EXERCISE DIRECTIONS
Find every line below that contains the word "dass" and copy it out.

INPUT ROWS
%%

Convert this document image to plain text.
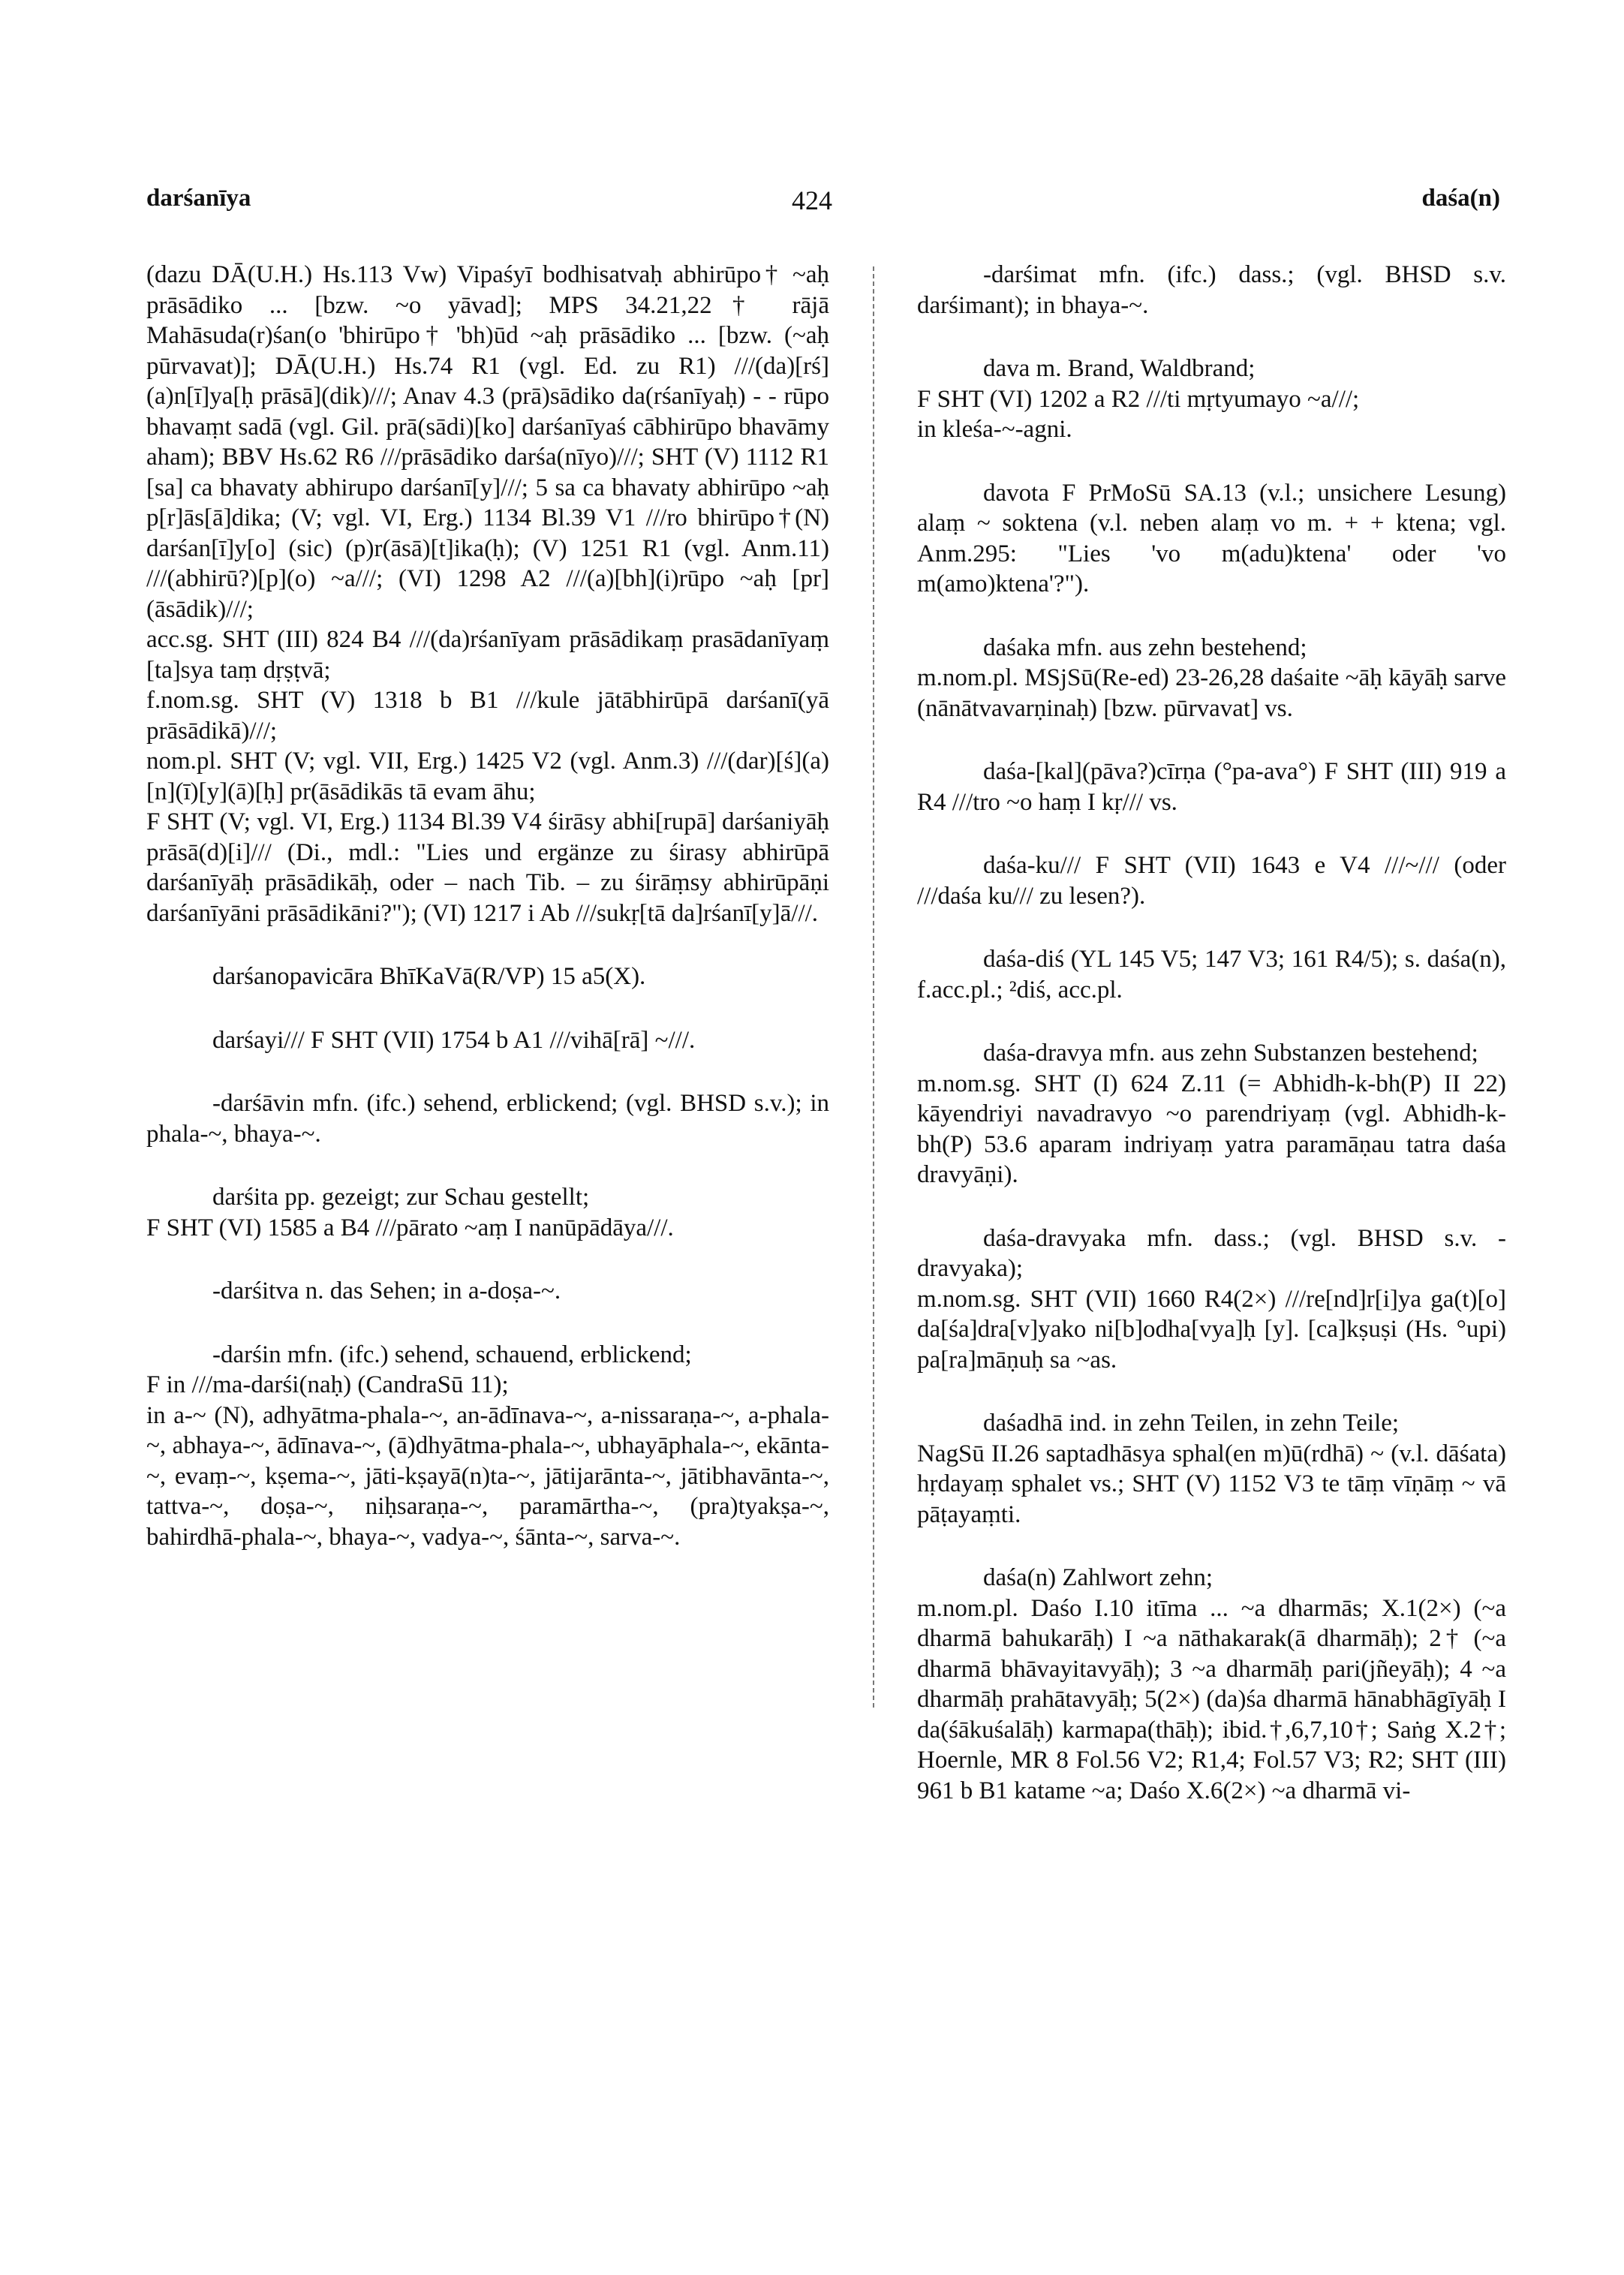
darśanīya	424	daśa(n)

(dazu DĀ(U.H.) Hs.113 Vw) Vipaśyī bodhisatvaḥ abhirūpo† ~aḥ prāsādiko ... [bzw. ~o yāvad]; MPS 34.21,22† rājā Mahāsuda(r)śan(o 'bhirūpo† 'bh)ūd ~aḥ prāsādiko ... [bzw. (~aḥ pūrvavat)]; DĀ(U.H.) Hs.74 R1 (vgl. Ed. zu R1) ///(da)[rś](a)n[ī]ya[ḥ prāsā](dik)///; Anav 4.3 (prā)sādiko da(rśanīyaḥ) - - rūpo bhavaṃt sadā (vgl. Gil. prā(sādi)[ko] darśanīyaś cābhirūpo bhavāmy aham); BBV Hs.62 R6 ///prāsādiko darśa(nīyo)///; SHT (V) 1112 R1 [sa] ca bhavaty abhirupo darśanī[y]///; 5 sa ca bhavaty abhirūpo ~aḥ p[r]ās[ā]dika; (V; vgl. VI, Erg.) 1134 Bl.39 V1 ///ro bhirūpo†(N) darśan[ī]y[o] (sic) (p)r(āsā)[t]ika(ḥ); (V) 1251 R1 (vgl. Anm.11) ///(abhirū?)[p](o) ~a///; (VI) 1298 A2 ///(a)[bh](i)rūpo ~aḥ [pr](āsādik)///;

acc.sg. SHT (III) 824 B4 ///(da)rśanīyam prāsādikaṃ prasādanīyaṃ [ta]sya taṃ dṛṣṭvā;

f.nom.sg. SHT (V) 1318 b B1 ///kule jātābhirūpā darśanī(yā prāsādikā)///;

nom.pl. SHT (V; vgl. VII, Erg.) 1425 V2 (vgl. Anm.3) ///(dar)[ś](a)[n](ī)[y](ā)[ḥ] pr(āsādikās tā evam āhu;

F SHT (V; vgl. VI, Erg.) 1134 Bl.39 V4 śirāsy abhi[rupā] darśaniyāḥ prāsā(d)[i]/// (Di., mdl.: "Lies und ergänze zu śirasy abhirūpā darśanīyāḥ prāsādikāḥ, oder – nach Tib. – zu śirāṃsy abhirūpāṇi darśanīyāni prāsādikāni?"); (VI) 1217 i Ab ///sukṛ[tā da]rśanī[y]ā///.

darśanopavicāra BhīKaVā(R/VP) 15 a5(X).

darśayi/// F SHT (VII) 1754 b A1 ///vihā[rā] ~///.

-darśāvin mfn. (ifc.) sehend, erblickend; (vgl. BHSD s.v.); in phala-~, bhaya-~.

darśita pp. gezeigt; zur Schau gestellt;

F SHT (VI) 1585 a B4 ///pārato ~aṃ I nanūpādāya///.

-darśitva n. das Sehen; in a-doṣa-~.

-darśin mfn. (ifc.) sehend, schauend, erblickend;

F in ///ma-darśi(naḥ) (CandraSū 11);

in a-~ (N), adhyātma-phala-~, an-ādīnava-~, a-nissaraṇa-~, a-phala-~, abhaya-~, ādīnava-~, (ā)dhyātma-phala-~, ubhayāphala-~, ekānta-~, evaṃ-~, kṣema-~, jāti-kṣayā(n)ta-~, jātijarānta-~, jātibhavānta-~, tattva-~, doṣa-~, niḥsaraṇa-~, paramārtha-~, (pra)tyakṣa-~, bahirdhā-phala-~, bhaya-~, vadya-~, śānta-~, sarva-~.

-darśimat mfn. (ifc.) dass.; (vgl. BHSD s.v. darśimant); in bhaya-~.

dava m. Brand, Waldbrand;

F SHT (VI) 1202 a R2 ///ti mṛtyumayo ~a///;

in kleśa-~-agni.

davota F PrMoSū SA.13 (v.l.; unsichere Lesung) alaṃ ~ soktena (v.l. neben alaṃ vo m. + + ktena; vgl. Anm.295: "Lies 'vo m(adu)ktena' oder 'vo m(amo)ktena'?").

daśaka mfn. aus zehn bestehend;

m.nom.pl. MSjSū(Re-ed) 23-26,28 daśaite ~āḥ kāyāḥ sarve (nānātvavarṇinaḥ) [bzw. pūrvavat] vs.

daśa-[kal](pāva?)cīrṇa (°pa-ava°) F SHT (III) 919 a R4 ///tro ~o haṃ I kṛ/// vs.

daśa-ku/// F SHT (VII) 1643 e V4 ///~/// (oder ///daśa ku/// zu lesen?).

daśa-diś (YL 145 V5; 147 V3; 161 R4/5); s. daśa(n), f.acc.pl.; ²diś, acc.pl.

daśa-dravya mfn. aus zehn Substanzen bestehend;

m.nom.sg. SHT (I) 624 Z.11 (= Abhidh-k-bh(P) II 22) kāyendriyi navadravyo ~o parendriyaṃ (vgl. Abhidh-k-bh(P) 53.6 aparam indriyaṃ yatra paramāṇau tatra daśa dravyāṇi).

daśa-dravyaka mfn. dass.; (vgl. BHSD s.v. -dravyaka);

m.nom.sg. SHT (VII) 1660 R4(2×) ///re[nd]r[i]ya ga(t)[o] da[śa]dra[v]yako ni[b]odha[vya]ḥ [y]. [ca]kṣuṣi (Hs. °upi) pa[ra]māṇuḥ sa ~as.

daśadhā ind. in zehn Teilen, in zehn Teile;

NagSū II.26 saptadhāsya sphal(en m)ū(rdhā) ~ (v.l. dāśata) hṛdayaṃ sphalet vs.; SHT (V) 1152 V3 te tāṃ vīṇāṃ ~ vā pāṭayaṃti.

daśa(n) Zahlwort zehn;

m.nom.pl. Daśo I.10 itīma ... ~a dharmās; X.1(2×) (~a dharmā bahukarāḥ) I ~a nāthakarak(ā dharmāḥ); 2† (~a dharmā bhāvayitavyāḥ); 3 ~a dharmāḥ pari(jñeyāḥ); 4 ~a dharmāḥ prahātavyāḥ; 5(2×) (da)śa dharmā hānabhāgīyāḥ I da(śākuśalāḥ) karmapa(thāḥ); ibid.†,6,7,10†; Saṅg X.2†; Hoernle, MR 8 Fol.56 V2; R1,4; Fol.57 V3; R2; SHT (III) 961 b B1 katame ~a; Daśo X.6(2×) ~a dharmā vi-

%%

THE ANSWER
-darśimat mfn. (ifc.) dass.; (vgl. BHSD s.v. darśimant); in bhaya-~.
daśa-dravyaka mfn. dass.; (vgl. BHSD s.v. -dravyaka);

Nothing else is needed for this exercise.